Your task is to gather the lines below that hold the string "right".

======== INPUT ROWS

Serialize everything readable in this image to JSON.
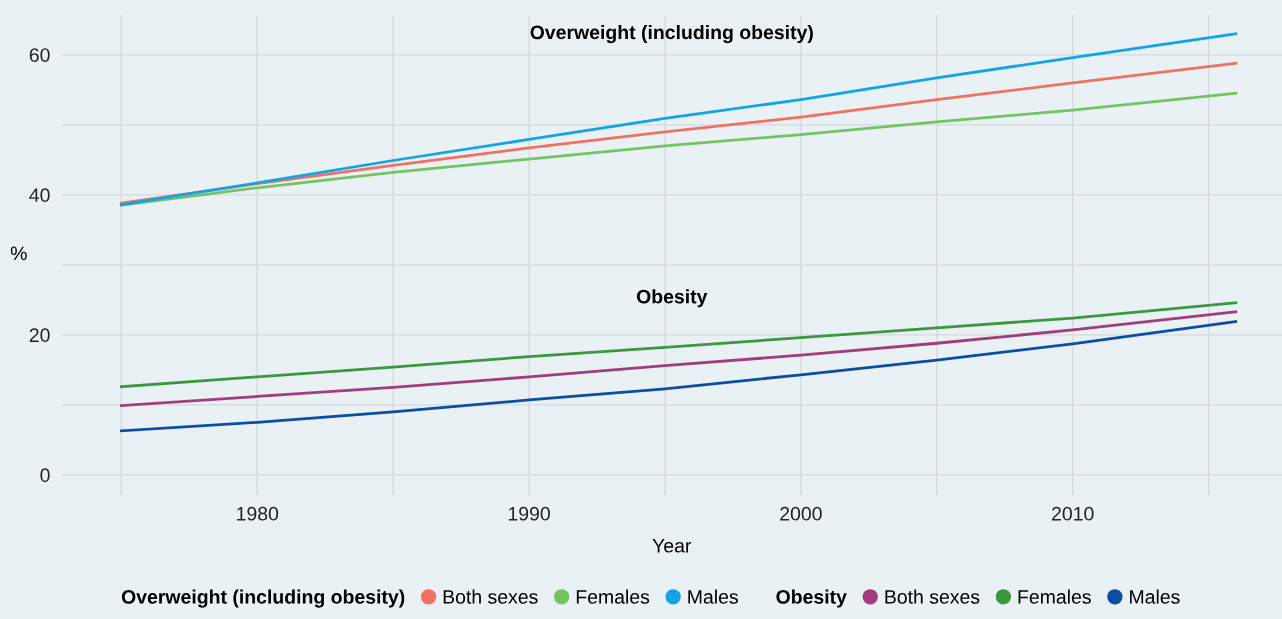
{
  "chart_data": {
    "type": "line",
    "xlabel": "Year",
    "ylabel": "%",
    "legend_title": [
      "Overweight (including obesity)",
      "Obesity"
    ],
    "x": [
      1975,
      1980,
      1985,
      1990,
      1995,
      2000,
      2005,
      2010,
      2016
    ],
    "series": [
      {
        "name": "Both sexes",
        "color": "#f07062",
        "values": [
          38.8,
          41.6,
          44.2,
          46.7,
          49.0,
          51.1,
          53.6,
          56.0,
          58.8
        ]
      },
      {
        "name": "Females",
        "color": "#72c462",
        "values": [
          38.5,
          41.0,
          43.2,
          45.1,
          47.0,
          48.6,
          50.4,
          52.1,
          54.5
        ]
      },
      {
        "name": "Males",
        "color": "#12a4e4",
        "values": [
          38.6,
          41.7,
          44.9,
          47.9,
          50.9,
          53.6,
          56.7,
          59.6,
          63.0
        ]
      },
      {
        "name": "Both sexes",
        "color": "#a23c7a",
        "values": [
          9.9,
          11.2,
          12.5,
          14.0,
          15.6,
          17.1,
          18.8,
          20.7,
          23.3
        ]
      },
      {
        "name": "Females",
        "color": "#3a983e",
        "values": [
          12.6,
          14.0,
          15.4,
          16.9,
          18.2,
          19.6,
          21.0,
          22.4,
          24.6
        ]
      },
      {
        "name": "Males",
        "color": "#0c4ea2",
        "values": [
          6.3,
          7.5,
          9.0,
          10.7,
          12.3,
          14.3,
          16.4,
          18.7,
          21.9
        ]
      }
    ],
    "annotations": [
      "Overweight (including obesity)",
      "Obesity"
    ],
    "xlim": [
      1972.8,
      2017.7
    ],
    "ylim": [
      -2.9,
      65.7
    ],
    "xticks": [
      {
        "value": 1975,
        "label": null
      },
      1980,
      {
        "value": 1985,
        "label": null
      },
      1990,
      {
        "value": 1995,
        "label": null
      },
      2000,
      {
        "value": 2005,
        "label": null
      },
      2010,
      {
        "value": 2015,
        "label": null
      }
    ],
    "yticks": [
      0,
      {
        "value": 10,
        "label": null
      },
      20,
      {
        "value": 30,
        "label": null
      },
      40,
      {
        "value": 50,
        "label": null
      },
      60
    ],
    "grid": true,
    "legend": "bottom",
    "line_style": "solid",
    "marker": "none"
  }
}
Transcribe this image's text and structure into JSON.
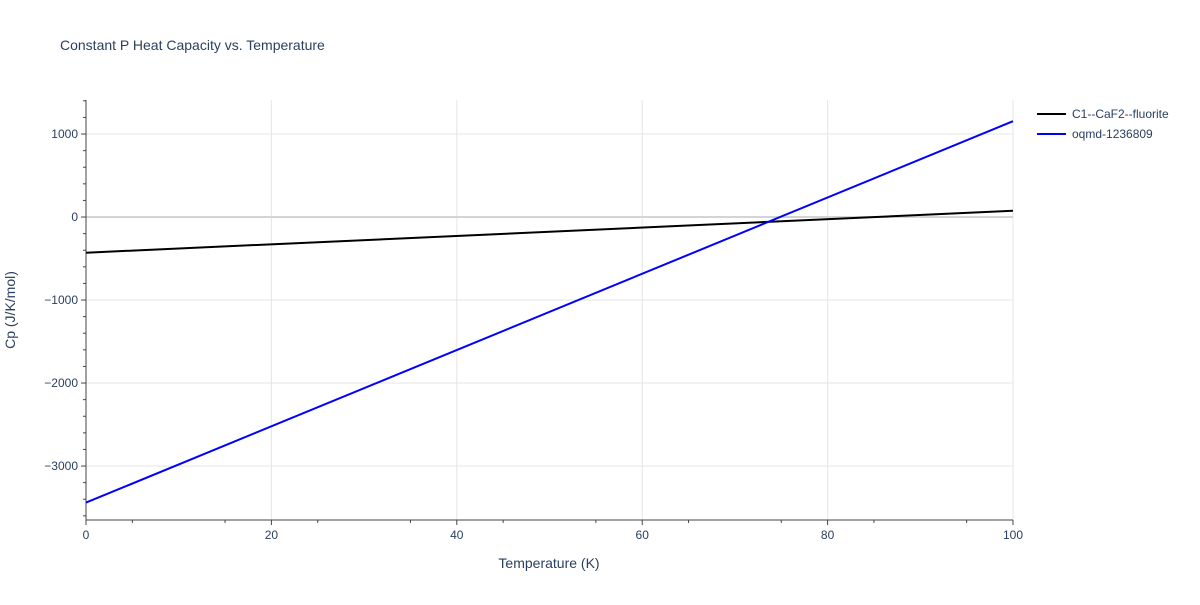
{
  "chart_data": {
    "type": "line",
    "title": "Constant P Heat Capacity vs. Temperature",
    "xlabel": "Temperature (K)",
    "ylabel": "Cp (J/K/mol)",
    "xlim": [
      0,
      100
    ],
    "ylim": [
      -3650,
      1410
    ],
    "x_ticks": [
      0,
      20,
      40,
      60,
      80,
      100
    ],
    "x_tick_labels": [
      "0",
      "20",
      "40",
      "60",
      "80",
      "100"
    ],
    "y_ticks": [
      -3000,
      -2000,
      -1000,
      0,
      1000
    ],
    "y_tick_labels": [
      "−3000",
      "−2000",
      "−1000",
      "0",
      "1000"
    ],
    "grid": true,
    "legend_position": "top-right",
    "series": [
      {
        "name": "C1--CaF2--fluorite",
        "color": "#000000",
        "x": [
          0,
          100
        ],
        "values": [
          -430,
          75
        ]
      },
      {
        "name": "oqmd-1236809",
        "color": "#0000ff",
        "x": [
          0,
          100
        ],
        "values": [
          -3440,
          1155
        ]
      }
    ]
  }
}
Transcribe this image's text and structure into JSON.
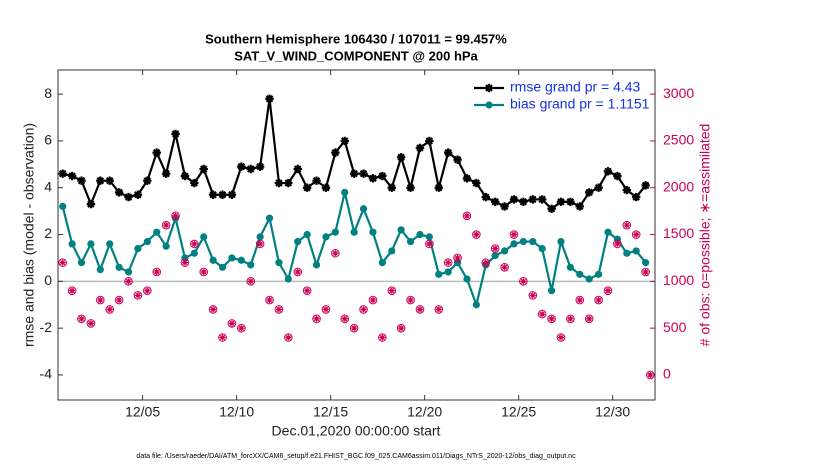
{
  "chart_data": {
    "type": "line",
    "title": "Southern Hemisphere 106430 / 107011 = 99.457%",
    "subtitle": "SAT_V_WIND_COMPONENT @ 200 hPa",
    "x_label": "Dec.01,2020 00:00:00 start",
    "y_label": "rmse and bias (model - observation)",
    "y2_label": "# of obs: o=possible; ∗=assimilated",
    "footnote": "data file: /Users/raeder/DAI/ATM_forcXX/CAM6_setup/f.e21.FHIST_BGC.f09_025.CAM6assim.011/Diags_NTrS_2020-12/obs_diag_output.nc",
    "xlim": [
      -0.5,
      31.25
    ],
    "xticks": [
      {
        "value": 4,
        "label": "12/05"
      },
      {
        "value": 9,
        "label": "12/10"
      },
      {
        "value": 14,
        "label": "12/15"
      },
      {
        "value": 19,
        "label": "12/20"
      },
      {
        "value": 24,
        "label": "12/25"
      },
      {
        "value": 29,
        "label": "12/30"
      }
    ],
    "ylim": [
      -5.07,
      9.03
    ],
    "yticks": [
      -4,
      -2,
      0,
      2,
      4,
      6,
      8
    ],
    "y2lim": [
      -267.5,
      3257.5
    ],
    "y2ticks": [
      0,
      500,
      1000,
      1500,
      2000,
      2500,
      3000
    ],
    "reference_line": 0,
    "legend": "upper right",
    "x": [
      -0.25,
      0.25,
      0.75,
      1.25,
      1.75,
      2.25,
      2.75,
      3.25,
      3.75,
      4.25,
      4.75,
      5.25,
      5.75,
      6.25,
      6.75,
      7.25,
      7.75,
      8.25,
      8.75,
      9.25,
      9.75,
      10.25,
      10.75,
      11.25,
      11.75,
      12.25,
      12.75,
      13.25,
      13.75,
      14.25,
      14.75,
      15.25,
      15.75,
      16.25,
      16.75,
      17.25,
      17.75,
      18.25,
      18.75,
      19.25,
      19.75,
      20.25,
      20.75,
      21.25,
      21.75,
      22.25,
      22.75,
      23.25,
      23.75,
      24.25,
      24.75,
      25.25,
      25.75,
      26.25,
      26.75,
      27.25,
      27.75,
      28.25,
      28.75,
      29.25,
      29.75,
      30.25,
      30.75,
      31.0
    ],
    "series": [
      {
        "name": "rmse grand pr = 4.43",
        "color": "#000000",
        "marker": "star",
        "values": [
          4.6,
          4.5,
          4.3,
          3.3,
          4.3,
          4.3,
          3.8,
          3.6,
          3.7,
          4.3,
          5.5,
          4.6,
          6.3,
          4.5,
          4.2,
          4.8,
          3.7,
          3.7,
          3.7,
          4.9,
          4.8,
          4.9,
          7.8,
          4.2,
          4.2,
          4.8,
          4.0,
          4.3,
          4.0,
          5.5,
          6.0,
          4.6,
          4.6,
          4.4,
          4.5,
          4.0,
          5.3,
          4.0,
          5.7,
          6.0,
          4.0,
          5.5,
          5.2,
          4.4,
          4.2,
          3.6,
          3.4,
          3.2,
          3.5,
          3.4,
          3.5,
          3.5,
          3.1,
          3.4,
          3.4,
          3.2,
          3.8,
          4.0,
          4.7,
          4.5,
          3.9,
          3.6,
          4.1,
          null
        ]
      },
      {
        "name": "bias grand pr = 1.1151",
        "color": "#008080",
        "marker": "circle",
        "values": [
          3.2,
          1.6,
          0.8,
          1.6,
          0.5,
          1.6,
          0.6,
          0.4,
          1.4,
          1.7,
          2.1,
          1.5,
          2.7,
          1.0,
          1.2,
          1.9,
          0.9,
          0.6,
          1.0,
          0.9,
          0.7,
          1.9,
          2.7,
          0.8,
          0.1,
          1.7,
          2.0,
          0.7,
          1.9,
          2.1,
          3.8,
          2.1,
          3.1,
          2.1,
          0.8,
          1.3,
          2.2,
          1.7,
          2.0,
          1.9,
          0.3,
          0.4,
          0.8,
          0.1,
          -1.0,
          0.7,
          1.1,
          1.3,
          1.6,
          1.7,
          1.7,
          1.4,
          -0.4,
          1.7,
          0.6,
          0.3,
          0.1,
          0.3,
          2.1,
          1.8,
          1.2,
          1.3,
          0.8,
          null
        ]
      },
      {
        "name": "possible",
        "color": "#cc0055",
        "marker": "open-circle",
        "axis": "y2",
        "values": [
          1200,
          900,
          600,
          550,
          800,
          700,
          800,
          1000,
          850,
          900,
          1100,
          1600,
          1700,
          1200,
          1400,
          1100,
          700,
          400,
          550,
          500,
          1000,
          1400,
          800,
          700,
          400,
          1100,
          900,
          600,
          700,
          1300,
          600,
          500,
          700,
          800,
          400,
          900,
          500,
          800,
          700,
          1400,
          700,
          1200,
          1250,
          1700,
          1500,
          1200,
          1350,
          1150,
          1500,
          1000,
          850,
          650,
          600,
          400,
          600,
          800,
          600,
          800,
          900,
          1400,
          1600,
          1500,
          1100,
          0
        ]
      },
      {
        "name": "assimilated",
        "color": "#cc0055",
        "marker": "star",
        "axis": "y2",
        "values": [
          1200,
          900,
          600,
          550,
          800,
          700,
          800,
          1000,
          850,
          900,
          1100,
          1600,
          1700,
          1200,
          1400,
          1100,
          700,
          400,
          550,
          500,
          1000,
          1400,
          800,
          700,
          400,
          1100,
          900,
          600,
          700,
          1300,
          600,
          500,
          700,
          800,
          400,
          900,
          500,
          800,
          700,
          1400,
          700,
          1200,
          1250,
          1700,
          1500,
          1200,
          1350,
          1150,
          1500,
          1000,
          850,
          650,
          600,
          400,
          600,
          800,
          600,
          800,
          900,
          1400,
          1600,
          1500,
          1100,
          0
        ]
      }
    ]
  }
}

================

RESULT:
    "legend_position": "top-right",
    "legend": "upper right",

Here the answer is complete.